Given task:
Please give the data below again in full, exactly as it stands.

Data provided:

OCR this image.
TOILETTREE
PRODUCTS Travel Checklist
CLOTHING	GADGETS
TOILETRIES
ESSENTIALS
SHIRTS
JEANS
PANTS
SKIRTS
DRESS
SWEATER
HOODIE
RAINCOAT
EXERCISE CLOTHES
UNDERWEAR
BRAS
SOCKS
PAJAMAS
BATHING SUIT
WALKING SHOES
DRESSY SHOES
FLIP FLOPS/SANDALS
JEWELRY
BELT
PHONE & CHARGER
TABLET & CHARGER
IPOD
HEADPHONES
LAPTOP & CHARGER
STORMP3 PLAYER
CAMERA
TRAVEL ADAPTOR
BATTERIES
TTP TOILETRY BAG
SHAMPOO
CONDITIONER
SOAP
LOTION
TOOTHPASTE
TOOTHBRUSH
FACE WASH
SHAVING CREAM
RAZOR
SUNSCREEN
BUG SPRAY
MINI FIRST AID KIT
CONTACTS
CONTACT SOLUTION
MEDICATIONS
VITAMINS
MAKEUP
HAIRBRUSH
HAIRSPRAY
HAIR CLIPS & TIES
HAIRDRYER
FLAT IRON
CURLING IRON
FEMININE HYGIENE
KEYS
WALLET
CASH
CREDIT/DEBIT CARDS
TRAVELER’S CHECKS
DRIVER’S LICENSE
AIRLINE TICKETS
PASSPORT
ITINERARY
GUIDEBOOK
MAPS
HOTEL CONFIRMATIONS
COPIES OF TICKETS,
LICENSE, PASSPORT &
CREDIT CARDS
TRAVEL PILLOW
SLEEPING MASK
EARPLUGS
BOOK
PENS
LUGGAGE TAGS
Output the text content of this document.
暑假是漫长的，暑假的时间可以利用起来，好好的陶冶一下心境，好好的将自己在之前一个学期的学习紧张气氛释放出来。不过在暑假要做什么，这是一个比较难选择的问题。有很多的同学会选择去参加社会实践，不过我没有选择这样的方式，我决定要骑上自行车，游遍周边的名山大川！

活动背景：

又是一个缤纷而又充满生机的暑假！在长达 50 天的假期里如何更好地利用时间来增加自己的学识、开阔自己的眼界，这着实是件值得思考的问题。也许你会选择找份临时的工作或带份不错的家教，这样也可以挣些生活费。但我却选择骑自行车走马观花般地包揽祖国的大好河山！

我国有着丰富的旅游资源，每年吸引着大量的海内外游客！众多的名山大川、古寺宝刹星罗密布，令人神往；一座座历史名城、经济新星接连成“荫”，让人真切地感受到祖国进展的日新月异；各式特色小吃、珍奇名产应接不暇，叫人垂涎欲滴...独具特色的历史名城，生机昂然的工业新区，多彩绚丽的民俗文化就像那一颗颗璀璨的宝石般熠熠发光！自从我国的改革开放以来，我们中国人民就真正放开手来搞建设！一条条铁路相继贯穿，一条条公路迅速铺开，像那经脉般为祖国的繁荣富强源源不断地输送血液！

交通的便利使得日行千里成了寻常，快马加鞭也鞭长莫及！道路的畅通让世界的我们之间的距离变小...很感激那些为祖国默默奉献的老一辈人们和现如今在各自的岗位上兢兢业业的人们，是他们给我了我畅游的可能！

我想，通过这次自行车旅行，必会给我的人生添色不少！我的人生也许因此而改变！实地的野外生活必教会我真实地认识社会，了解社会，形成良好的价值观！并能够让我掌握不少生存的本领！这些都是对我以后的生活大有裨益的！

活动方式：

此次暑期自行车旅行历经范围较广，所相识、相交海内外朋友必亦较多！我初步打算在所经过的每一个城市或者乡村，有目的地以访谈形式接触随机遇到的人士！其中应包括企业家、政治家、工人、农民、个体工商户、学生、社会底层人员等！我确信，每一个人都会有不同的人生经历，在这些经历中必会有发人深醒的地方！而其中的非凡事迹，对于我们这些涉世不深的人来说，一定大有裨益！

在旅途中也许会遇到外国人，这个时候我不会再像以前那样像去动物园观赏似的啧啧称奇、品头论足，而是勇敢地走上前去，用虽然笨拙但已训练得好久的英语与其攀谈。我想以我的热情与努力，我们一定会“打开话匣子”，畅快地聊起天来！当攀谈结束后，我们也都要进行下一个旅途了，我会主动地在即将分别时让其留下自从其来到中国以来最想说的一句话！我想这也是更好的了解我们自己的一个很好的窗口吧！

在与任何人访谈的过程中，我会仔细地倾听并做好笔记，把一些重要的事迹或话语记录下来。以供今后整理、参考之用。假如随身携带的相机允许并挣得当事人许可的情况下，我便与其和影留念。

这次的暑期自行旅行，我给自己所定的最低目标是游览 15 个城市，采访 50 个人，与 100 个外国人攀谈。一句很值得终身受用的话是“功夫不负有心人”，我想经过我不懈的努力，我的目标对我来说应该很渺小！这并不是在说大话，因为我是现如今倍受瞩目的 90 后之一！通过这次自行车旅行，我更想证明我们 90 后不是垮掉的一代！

Written reply:
OCR this image.
TOILETTREE
PRODUCTS Travel Checklist
CLOTHING	GADGETS
TOILETRIES
ESSENTIALS
SHIRTS
JEANS
PANTS
SKIRTS
DRESS
SWEATER
HOODIE
RAINCOAT
EXERCISE CLOTHES
UNDERWEAR
BRAS
SOCKS
PAJAMAS
BATHING SUIT
WALKING SHOES
DRESSY SHOES
FLIP FLOPS/SANDALS
JEWELRY
BELT
PHONE & CHARGER
TABLET & CHARGER
IPOD
HEADPHONES
LAPTOP & CHARGER
STORMP3 PLAYER
CAMERA
TRAVEL ADAPTOR
BATTERIES
TTP TOILETRY BAG
SHAMPOO
CONDITIONER
SOAP
LOTION
TOOTHPASTE
TOOTHBRUSH
FACE WASH
SHAVING CREAM
RAZOR
SUNSCREEN
BUG SPRAY
MINI FIRST AID KIT
CONTACTS
CONTACT SOLUTION
MEDICATIONS
VITAMINS
MAKEUP
HAIRBRUSH
HAIRSPRAY
HAIR CLIPS & TIES
HAIRDRYER
FLAT IRON
CURLING IRON
FEMININE HYGIENE
KEYS
WALLET
CASH
CREDIT/DEBIT CARDS
TRAVELER’S CHECKS
DRIVER’S LICENSE
AIRLINE TICKETS
PASSPORT
ITINERARY
GUIDEBOOK
MAPS
HOTEL CONFIRMATIONS
COPIES OF TICKETS,
LICENSE, PASSPORT &
CREDIT CARDS
TRAVEL PILLOW
SLEEPING MASK
EARPLUGS
BOOK
PENS
LUGGAGE TAGS
Output the text content of this document.
暑假是漫长的，暑假的时间可以利用起来，好好的陶冶一下心境，好好的将自己在之前一个学期的学习紧张气氛释放出来。不过在暑假要做什么，这是一个比较难选择的问题。有很多的同学会选择去参加社会实践，不过我没有选择这样的方式，我决定要骑上自行车，游遍周边的名山大川！

活动背景：

又是一个缤纷而又充满生机的暑假！在长达 50 天的假期里如何更好地利用时间来增加自己的学识、开阔自己的眼界，这着实是件值得思考的问题。也许你会选择找份临时的工作或带份不错的家教，这样也可以挣些生活费。但我却选择骑自行车走马观花般地包揽祖国的大好河山！

我国有着丰富的旅游资源，每年吸引着大量的海内外游客！众多的名山大川、古寺宝刹星罗密布，令人神往；一座座历史名城、经济新星接连成“荫”，让人真切地感受到祖国进展的日新月异；各式特色小吃、珍奇名产应接不暇，叫人垂涎欲滴...独具特色的历史名城，生机昂然的工业新区，多彩绚丽的民俗文化就像那一颗颗璀璨的宝石般熠熠发光！自从我国的改革开放以来，我们中国人民就真正放开手来搞建设！一条条铁路相继贯穿，一条条公路迅速铺开，像那经脉般为祖国的繁荣富强源源不断地输送血液！

交通的便利使得日行千里成了寻常，快马加鞭也鞭长莫及！道路的畅通让世界的我们之间的距离变小...很感激那些为祖国默默奉献的老一辈人们和现如今在各自的岗位上兢兢业业的人们，是他们给我了我畅游的可能！

我想，通过这次自行车旅行，必会给我的人生添色不少！我的人生也许因此而改变！实地的野外生活必教会我真实地认识社会，了解社会，形成良好的价值观！并能够让我掌握不少生存的本领！这些都是对我以后的生活大有裨益的！

活动方式：

此次暑期自行车旅行历经范围较广，所相识、相交海内外朋友必亦较多！我初步打算在所经过的每一个城市或者乡村，有目的地以访谈形式接触随机遇到的人士！其中应包括企业家、政治家、工人、农民、个体工商户、学生、社会底层人员等！我确信，每一个人都会有不同的人生经历，在这些经历中必会有发人深醒的地方！而其中的非凡事迹，对于我们这些涉世不深的人来说，一定大有裨益！

在旅途中也许会遇到外国人，这个时候我不会再像以前那样像去动物园观赏似的啧啧称奇、品头论足，而是勇敢地走上前去，用虽然笨拙但已训练得好久的英语与其攀谈。我想以我的热情与努力，我们一定会“打开话匣子”，畅快地聊起天来！当攀谈结束后，我们也都要进行下一个旅途了，我会主动地在即将分别时让其留下自从其来到中国以来最想说的一句话！我想这也是更好的了解我们自己的一个很好的窗口吧！

在与任何人访谈的过程中，我会仔细地倾听并做好笔记，把一些重要的事迹或话语记录下来。以供今后整理、参考之用。假如随身携带的相机允许并挣得当事人许可的情况下，我便与其和影留念。

这次的暑期自行旅行，我给自己所定的最低目标是游览 15 个城市，采访 50 个人，与 100 个外国人攀谈。一句很值得终身受用的话是“功夫不负有心人”，我想经过我不懈的努力，我的目标对我来说应该很渺小！这并不是在说大话，因为我是现如今倍受瞩目的 90 后之一！通过这次自行车旅行，我更想证明我们 90 后不是垮掉的一代！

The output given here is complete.